[Data items]
%%

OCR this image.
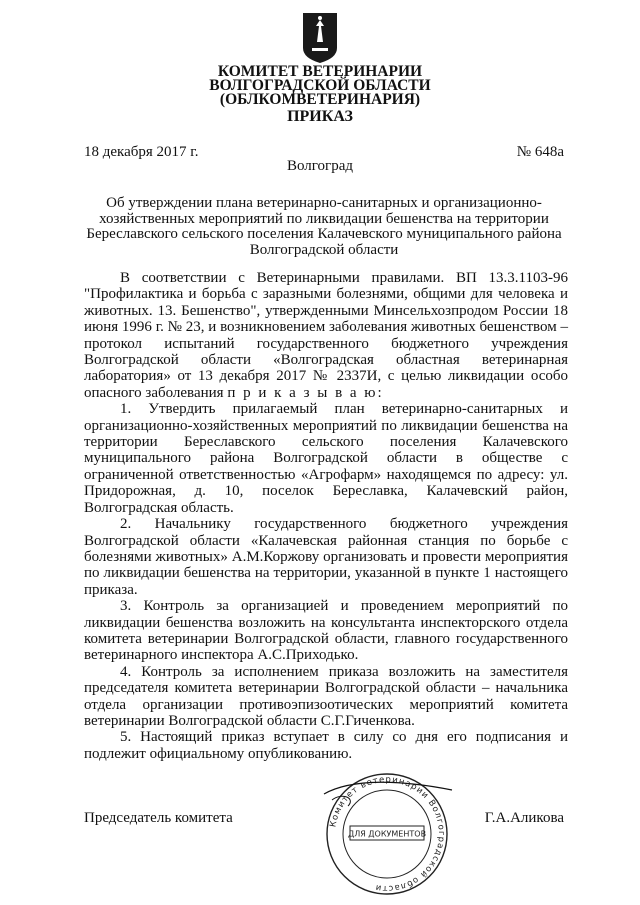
КОМИТЕТ ВЕТЕРИНАРИИ
ВОЛГОГРАДСКОЙ ОБЛАСТИ
(ОБЛКОМВЕТЕРИНАРИЯ)
ПРИКАЗ
18 декабря 2017 г.	№ 648а
Волгоград
Об утверждении плана ветеринарно-санитарных и организационно-хозяйственных мероприятий по ликвидации бешенства на территории Береславского сельского поселения Калачевского муниципального района Волгоградской области

В соответствии с Ветеринарными правилами. ВП 13.3.1103-96 "Профилактика и борьба с заразными болезнями, общими для человека и животных. 13. Бешенство", утвержденными Минсельхозпродом России 18 июня 1996 г. № 23, и возникновением заболевания животных бешенством – протокол испытаний государственного бюджетного учреждения Волгоградской области «Волгоградская областная ветеринарная лаборатория» от 13 декабря 2017 № 2337И, с целью ликвидации особо опасного заболевания п р и к а з ы в а ю:

1. Утвердить прилагаемый план ветеринарно-санитарных и организационно-хозяйственных мероприятий по ликвидации бешенства на территории Береславского сельского поселения Калачевского муниципального района Волгоградской области в обществе с ограниченной ответственностью «Агрофарм» находящемся по адресу: ул. Придорожная, д. 10, поселок Береславка, Калачевский район, Волгоградская область.

2. Начальнику государственного бюджетного учреждения Волгоградской области «Калачевская районная станция по борьбе с болезнями животных» А.М.Коржову организовать и провести мероприятия по ликвидации бешенства на территории, указанной в пункте 1 настоящего приказа.

3. Контроль за организацией и проведением мероприятий по ликвидации бешенства возложить на консультанта инспекторского отдела комитета ветеринарии Волгоградской области, главного государственного ветеринарного инспектора А.С.Приходько.

4. Контроль за исполнением приказа возложить на заместителя председателя комитета ветеринарии Волгоградской области – начальника отдела организации противоэпизоотических мероприятий комитета ветеринарии Волгоградской области С.Г.Гиченкова.

5. Настоящий приказ вступает в силу со дня его подписания и подлежит официальному опубликованию.

Председатель комитета	Г.А.Аликова
Комитет ветеринарии Волгоградской области
ДЛЯ ДОКУМЕНТОВ
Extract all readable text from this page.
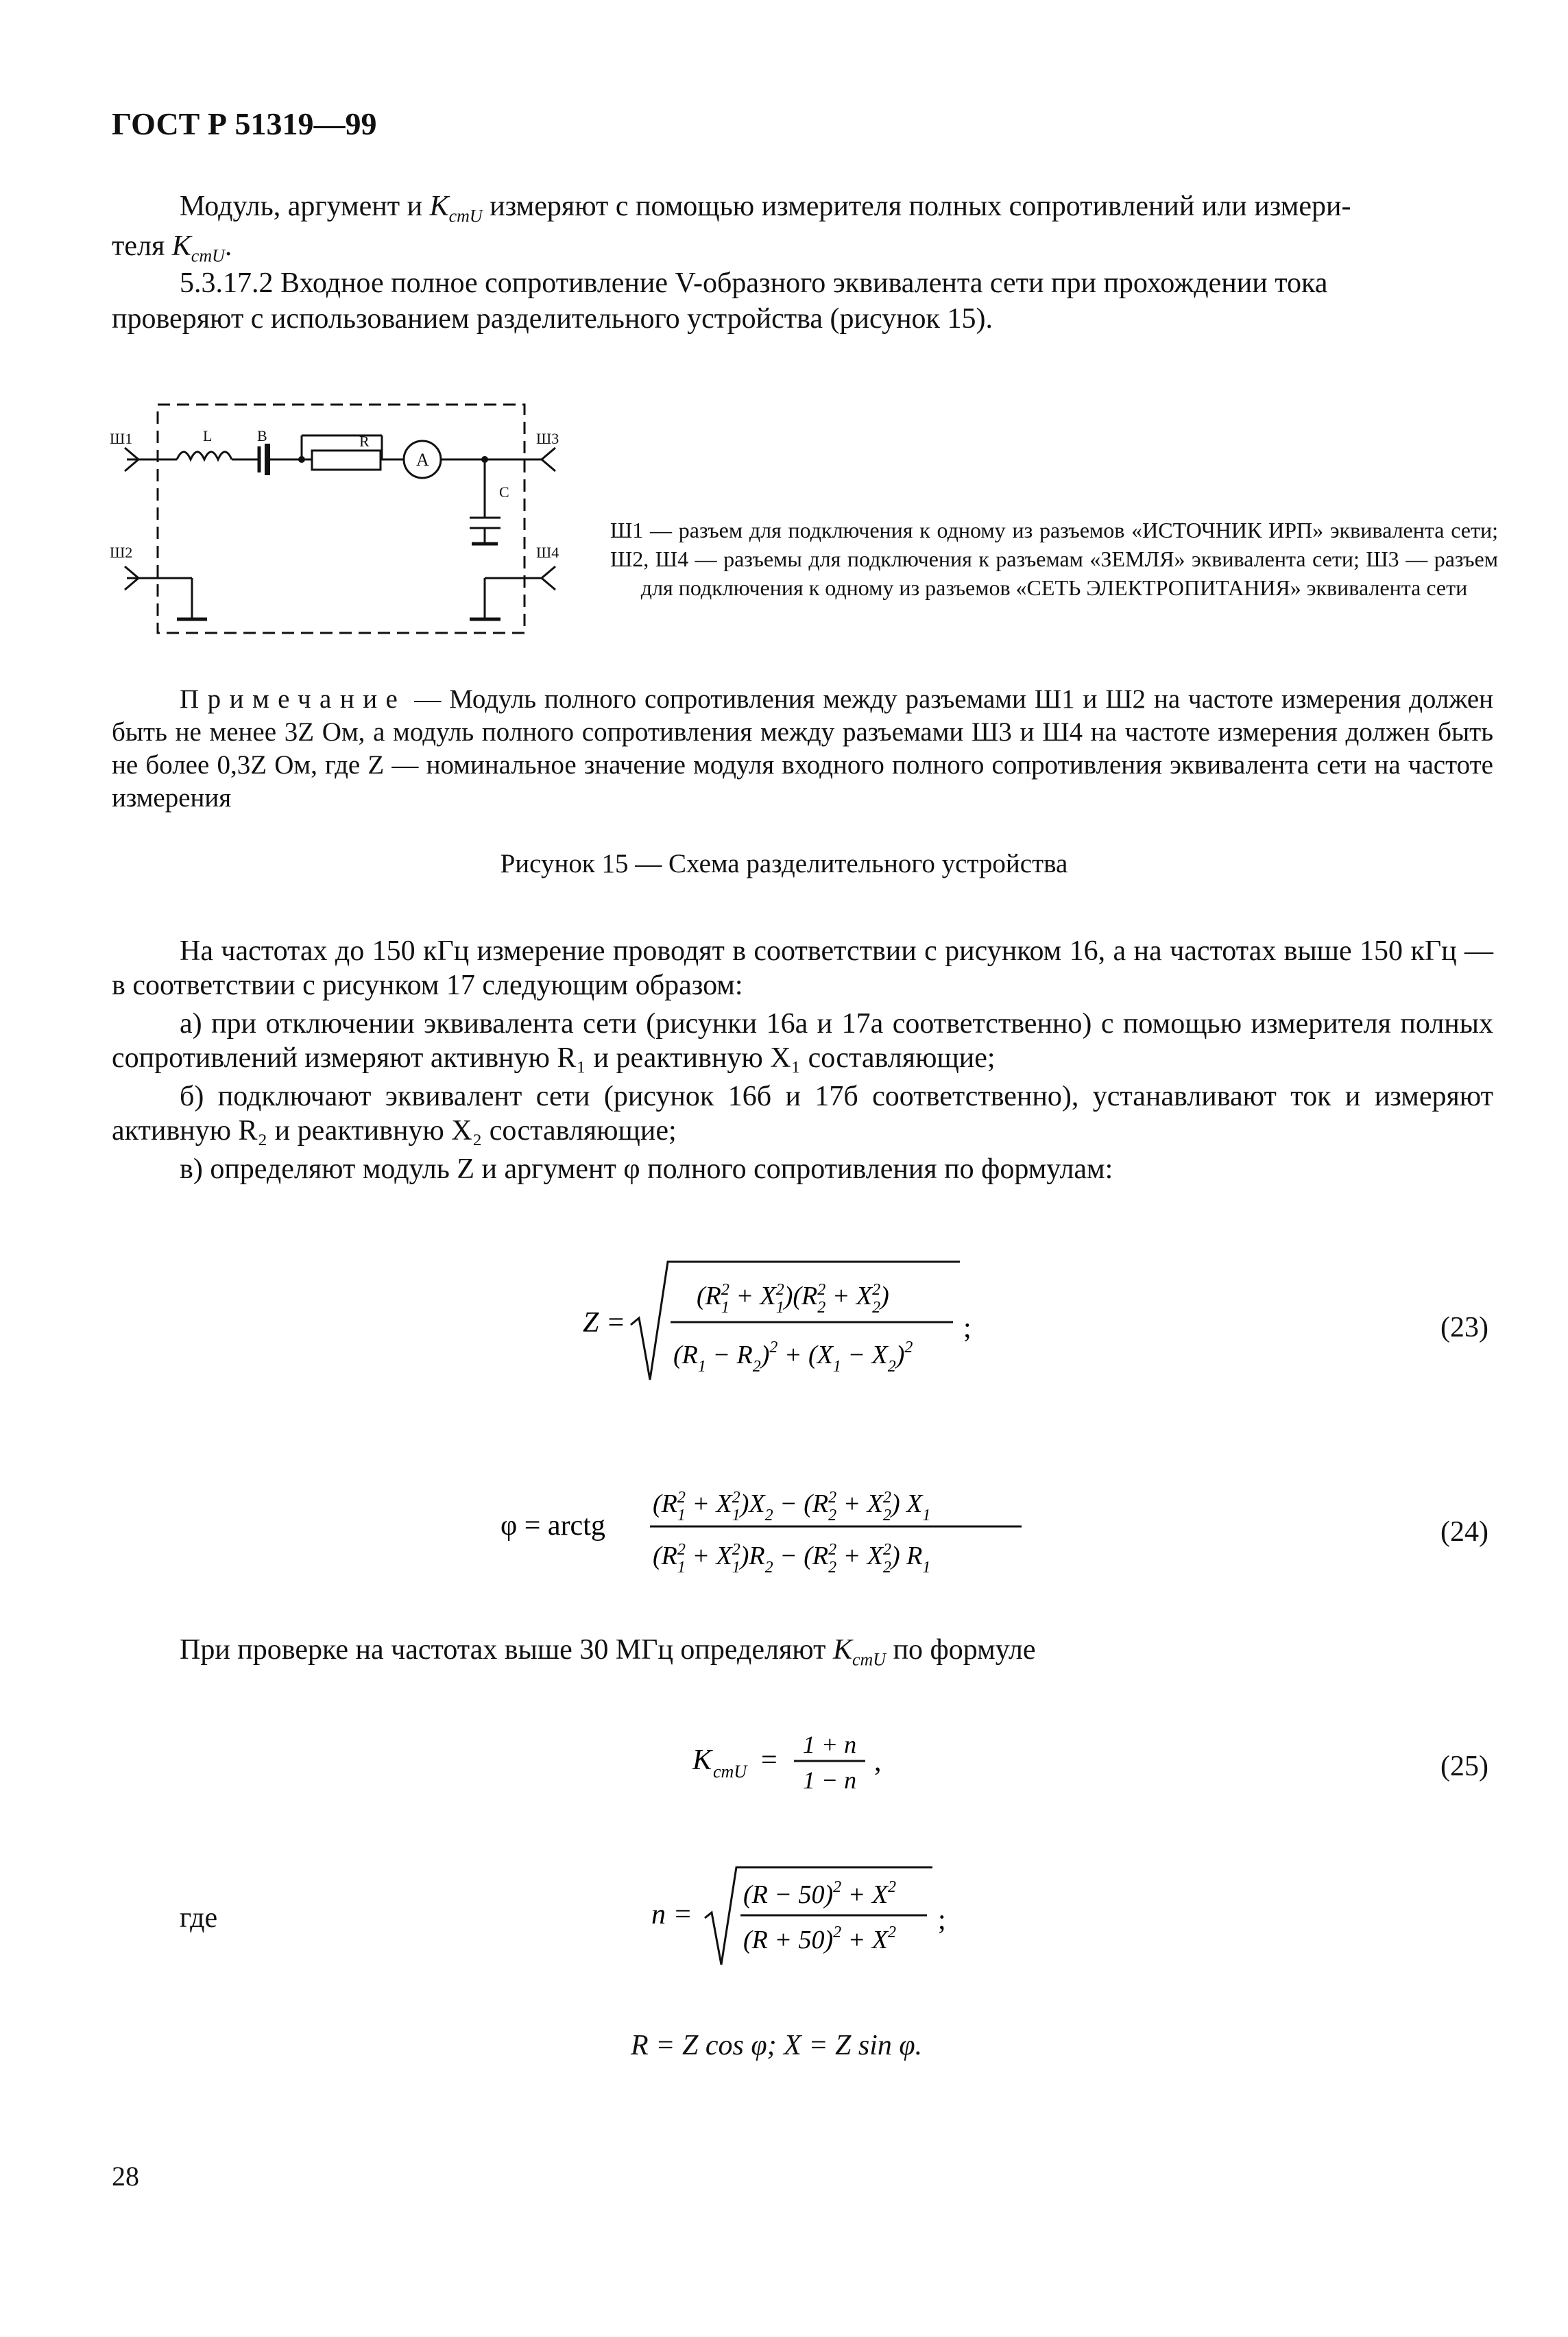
ГОСТ Р 51319—99
Модуль, аргумент и $K_{стU}$ измеряют с помощью измерителя полных сопротивлений или измери-
теля $K_{стU}$.
5.3.17.2 Входное полное сопротивление V-образного эквивалента сети при прохождении тока
проверяют с использованием разделительного устройства (рисунок 15).
Ш1
Ш2
Ш3
Ш4
L	B	R
A
C
Ш1 — разъем для подключения к одному из разъемов «ИСТОЧНИК ИРП» эквивалента сети; Ш2, Ш4 — разъемы для подключения к разъемам «ЗЕМЛЯ» эквивалента сети; Ш3 — разъем для подключения к одному из разъемов «СЕТЬ ЭЛЕКТРОПИТАНИЯ» эквивалента сети
Примечание — Модуль полного сопротивления между разъемами Ш1 и Ш2 на частоте измерения должен быть не менее 3Z Ом, а модуль полного сопротивления между разъемами Ш3 и Ш4 на частоте измерения должен быть не более 0,3Z Ом, где Z — номинальное значение модуля входного полного сопротивления эквивалента сети на частоте измерения
Рисунок 15 — Схема разделительного устройства
На частотах до 150 кГц измерение проводят в соответствии с рисунком 16, а на частотах выше 150 кГц — в соответствии с рисунком 17 следующим образом:
а) при отключении эквивалента сети (рисунки 16а и 17а соответственно) с помощью измерителя полных сопротивлений измеряют активную R₁ и реактивную X₁ составляющие;
б) подключают эквивалент сети (рисунок 16б и 17б соответственно), устанавливают ток и измеряют активную R₂ и реактивную X₂ составляющие;
в) определяют модуль Z и аргумент φ полного сопротивления по формулам:
Z =
($R^2$ $1 + X^2$ $1)(R^2$ $2 + X^2$ 2)
$(R_1 - R_2)^2 + (X_1 - X_2)^2$
;	(23)
φ = arctg
($R^2$ $1 + X^2$ $1)X_2 - (R^2$ $2 + X^2$ 2) $X_1$
($R^2$ $1 + X^2$ $1)R_2 - (R^2$ $2 + X^2$ 2) $R_1$
(24)
При проверке на частотах выше 30 МГц определяют $K_{стU}$ по формуле
K стU = 1 + n
1 − n
,	(25)
где	n =
$(R - 50)^2 + X^2$
$(R + 50)^2 + X^2$ ;
R = Z cos φ; X = Z sin φ.
28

%%

Leaving aside the images, write out the entries above word for word.

## COMPLETED TASK
OCR this image.
КОМИТЕТ ВЕТЕРИНАРИИ
ВОЛГОГРАДСКОЙ ОБЛАСТИ
(ОБЛКОМВЕТЕРИНАРИЯ)
ПРИКАЗ
18 декабря 2017 г.	№ 648а
Волгоград
Об утверждении плана ветеринарно-санитарных и организационно-хозяйственных мероприятий по ликвидации бешенства на территории Береславского сельского поселения Калачевского муниципального района Волгоградской области

В соответствии с Ветеринарными правилами. ВП 13.3.1103-96 "Профилактика и борьба с заразными болезнями, общими для человека и животных. 13. Бешенство", утвержденными Минсельхозпродом России 18 июня 1996 г. № 23, и возникновением заболевания животных бешенством – протокол испытаний государственного бюджетного учреждения Волгоградской области «Волгоградская областная ветеринарная лаборатория» от 13 декабря 2017 № 2337И, с целью ликвидации особо опасного заболевания п р и к а з ы в а ю:

1. Утвердить прилагаемый план ветеринарно-санитарных и организационно-хозяйственных мероприятий по ликвидации бешенства на территории Береславского сельского поселения Калачевского муниципального района Волгоградской области в обществе с ограниченной ответственностью «Агрофарм» находящемся по адресу: ул. Придорожная, д. 10, поселок Береславка, Калачевский район, Волгоградская область.

2. Начальнику государственного бюджетного учреждения Волгоградской области «Калачевская районная станция по борьбе с болезнями животных» А.М.Коржову организовать и провести мероприятия по ликвидации бешенства на территории, указанной в пункте 1 настоящего приказа.

3. Контроль за организацией и проведением мероприятий по ликвидации бешенства возложить на консультанта инспекторского отдела комитета ветеринарии Волгоградской области, главного государственного ветеринарного инспектора А.С.Приходько.

4. Контроль за исполнением приказа возложить на заместителя председателя комитета ветеринарии Волгоградской области – начальника отдела организации противоэпизоотических мероприятий комитета ветеринарии Волгоградской области С.Г.Гиченкова.

5. Настоящий приказ вступает в силу со дня его подписания и подлежит официальному опубликованию.

Председатель комитета	Г.А.Аликова
Комитет ветеринарии Волгоградской области
ДЛЯ ДОКУМЕНТОВ
Extract all readable text from this page.
ГОСТ Р 51319—99
Модуль, аргумент и $K_{стU}$ измеряют с помощью измерителя полных сопротивлений или измери-
теля $K_{стU}$.
5.3.17.2 Входное полное сопротивление V-образного эквивалента сети при прохождении тока
проверяют с использованием разделительного устройства (рисунок 15).
Ш1
Ш2
Ш3
Ш4
L	B	R
A
C
Ш1 — разъем для подключения к одному из разъемов «ИСТОЧНИК ИРП» эквивалента сети; Ш2, Ш4 — разъемы для подключения к разъемам «ЗЕМЛЯ» эквивалента сети; Ш3 — разъем для подключения к одному из разъемов «СЕТЬ ЭЛЕКТРОПИТАНИЯ» эквивалента сети
Примечание — Модуль полного сопротивления между разъемами Ш1 и Ш2 на частоте измерения должен быть не менее 3Z Ом, а модуль полного сопротивления между разъемами Ш3 и Ш4 на частоте измерения должен быть не более 0,3Z Ом, где Z — номинальное значение модуля входного полного сопротивления эквивалента сети на частоте измерения
Рисунок 15 — Схема разделительного устройства
На частотах до 150 кГц измерение проводят в соответствии с рисунком 16, а на частотах выше 150 кГц — в соответствии с рисунком 17 следующим образом:
а) при отключении эквивалента сети (рисунки 16а и 17а соответственно) с помощью измерителя полных сопротивлений измеряют активную R₁ и реактивную X₁ составляющие;
б) подключают эквивалент сети (рисунок 16б и 17б соответственно), устанавливают ток и измеряют активную R₂ и реактивную X₂ составляющие;
в) определяют модуль Z и аргумент φ полного сопротивления по формулам:
Z =
($R^2$ $1 + X^2$ $1)(R^2$ $2 + X^2$ 2)
$(R_1 - R_2)^2 + (X_1 - X_2)^2$
;	(23)
φ = arctg
($R^2$ $1 + X^2$ $1)X_2 - (R^2$ $2 + X^2$ 2) $X_1$
($R^2$ $1 + X^2$ $1)R_2 - (R^2$ $2 + X^2$ 2) $R_1$
(24)
При проверке на частотах выше 30 МГц определяют $K_{стU}$ по формуле
K стU = 1 + n
1 − n
,	(25)
где	n =
$(R - 50)^2 + X^2$
$(R + 50)^2 + X^2$ ;
R = Z cos φ; X = Z sin φ.
28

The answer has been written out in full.